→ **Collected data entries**
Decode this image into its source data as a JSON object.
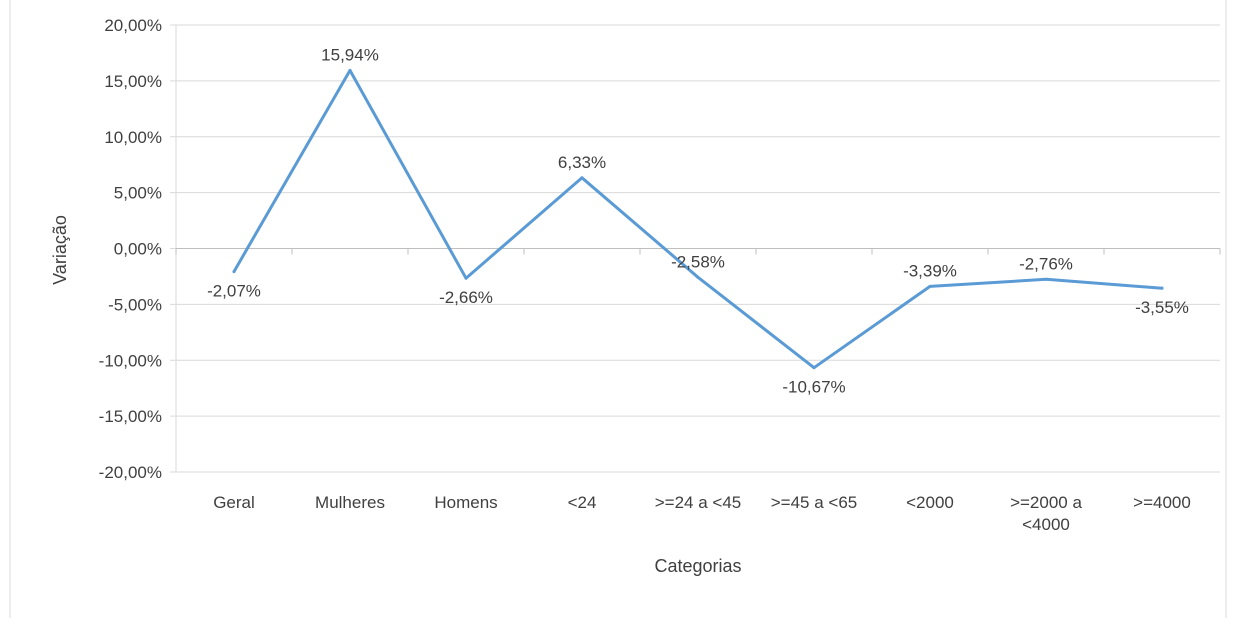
{
  "chart_data": {
    "type": "line",
    "categories": [
      "Geral",
      "Mulheres",
      "Homens",
      "<24",
      ">=24 a <45",
      ">=45 a <65",
      "<2000",
      ">=2000 a <4000",
      ">=4000"
    ],
    "values": [
      -2.07,
      15.94,
      -2.66,
      6.33,
      -2.58,
      -10.67,
      -3.39,
      -2.76,
      -3.55
    ],
    "data_labels": [
      "-2,07%",
      "15,94%",
      "-2,66%",
      "6,33%",
      "-2,58%",
      "-10,67%",
      "-3,39%",
      "-2,76%",
      "-3,55%"
    ],
    "xlabel": "Categorias",
    "ylabel": "Variação",
    "ylim": [
      -20,
      20
    ],
    "yticks": [
      20,
      15,
      10,
      5,
      0,
      -5,
      -10,
      -15,
      -20
    ],
    "ytick_labels": [
      "20,00%",
      "15,00%",
      "10,00%",
      "5,00%",
      "0,00%",
      "-5,00%",
      "-10,00%",
      "-15,00%",
      "-20,00%"
    ],
    "grid": true,
    "legend": "none",
    "line_color": "#5B9BD5",
    "grid_color": "#D9D9D9"
  }
}
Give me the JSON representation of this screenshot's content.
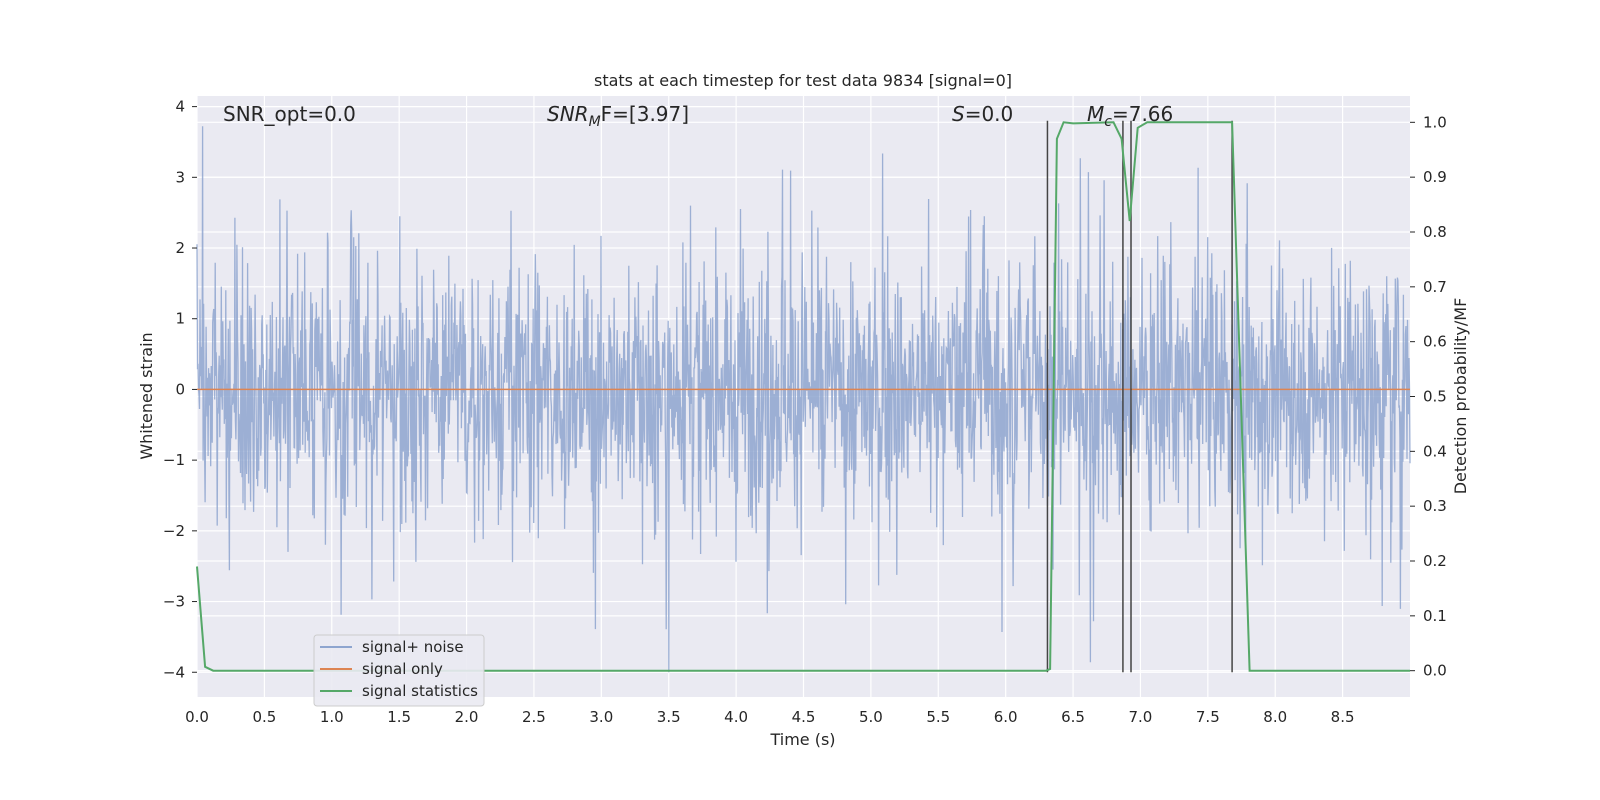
{
  "chart_data": {
    "type": "line",
    "title": "stats at each timestep for test data 9834 [signal=0]",
    "xlabel": "Time (s)",
    "ylabel": "Whitened strain",
    "y2label": "Detection probability/MF",
    "xlim": [
      0.0,
      9.0
    ],
    "ylim": [
      -4.35,
      4.15
    ],
    "y2lim": [
      -0.048,
      1.048
    ],
    "x_ticks": [
      "0.0",
      "0.5",
      "1.0",
      "1.5",
      "2.0",
      "2.5",
      "3.0",
      "3.5",
      "4.0",
      "4.5",
      "5.0",
      "5.5",
      "6.0",
      "6.5",
      "7.0",
      "7.5",
      "8.0",
      "8.5"
    ],
    "y_ticks": [
      "−4",
      "−3",
      "−2",
      "−1",
      "0",
      "1",
      "2",
      "3",
      "4"
    ],
    "y2_ticks": [
      "0.0",
      "0.1",
      "0.2",
      "0.3",
      "0.4",
      "0.5",
      "0.6",
      "0.7",
      "0.8",
      "0.9",
      "1.0"
    ],
    "grid": true,
    "legend_position": "lower-left",
    "annotations": {
      "snr_opt": "SNR_opt=0.0",
      "snr_mf": "SNR_MF=[3.97]",
      "snr_mf_main": "SNR",
      "snr_mf_sub": "M",
      "snr_mf_rest": "F=[3.97]",
      "s": "S=0.0",
      "s_main": "S",
      "s_rest": "=0.0",
      "mc": "M_c=7.66",
      "mc_main": "M",
      "mc_sub": "c",
      "mc_rest": "=7.66"
    },
    "series": [
      {
        "name": "signal+ noise",
        "color": "#8ea5cf",
        "axis": "left",
        "description_level": "noise band roughly ±2 with spikes to about 3.8 and -4",
        "envelope": {
          "typical_abs": 1.5,
          "max": 3.8,
          "min": -4.0
        }
      },
      {
        "name": "signal only",
        "color": "#dd8452",
        "axis": "left",
        "x": [
          0.0,
          9.0
        ],
        "y": [
          0.0,
          0.0
        ]
      },
      {
        "name": "signal statistics",
        "color": "#55a868",
        "axis": "right",
        "x": [
          0.0,
          0.06,
          0.12,
          6.3,
          6.33,
          6.38,
          6.43,
          6.5,
          6.8,
          6.86,
          6.92,
          6.98,
          7.05,
          7.3,
          7.68,
          7.81,
          9.0
        ],
        "y": [
          0.19,
          0.007,
          0.0,
          0.0,
          0.003,
          0.97,
          1.0,
          0.998,
          1.0,
          0.97,
          0.82,
          0.99,
          1.0,
          1.0,
          1.0,
          0.0,
          0.0
        ]
      }
    ],
    "vertical_lines": {
      "color": "#444444",
      "x": [
        6.31,
        6.87,
        6.93,
        7.68
      ],
      "y_top": [
        3.8,
        3.8,
        3.8,
        3.8
      ],
      "y_bottom": [
        -4.0,
        -4.0,
        -4.0,
        -4.0
      ]
    }
  },
  "legend": {
    "items": [
      {
        "label": "signal+ noise",
        "color": "#8ea5cf"
      },
      {
        "label": "signal only",
        "color": "#dd8452"
      },
      {
        "label": "signal statistics",
        "color": "#55a868"
      }
    ]
  }
}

→ **Exercise description**
Pull out every line holding "noise" from the records above, and copy it.

→ **Full response**
        "name": "signal+ noise",
        "description_level": "noise band roughly ±2 with spikes to about 3.8 and -4",
        "label": "signal+ noise",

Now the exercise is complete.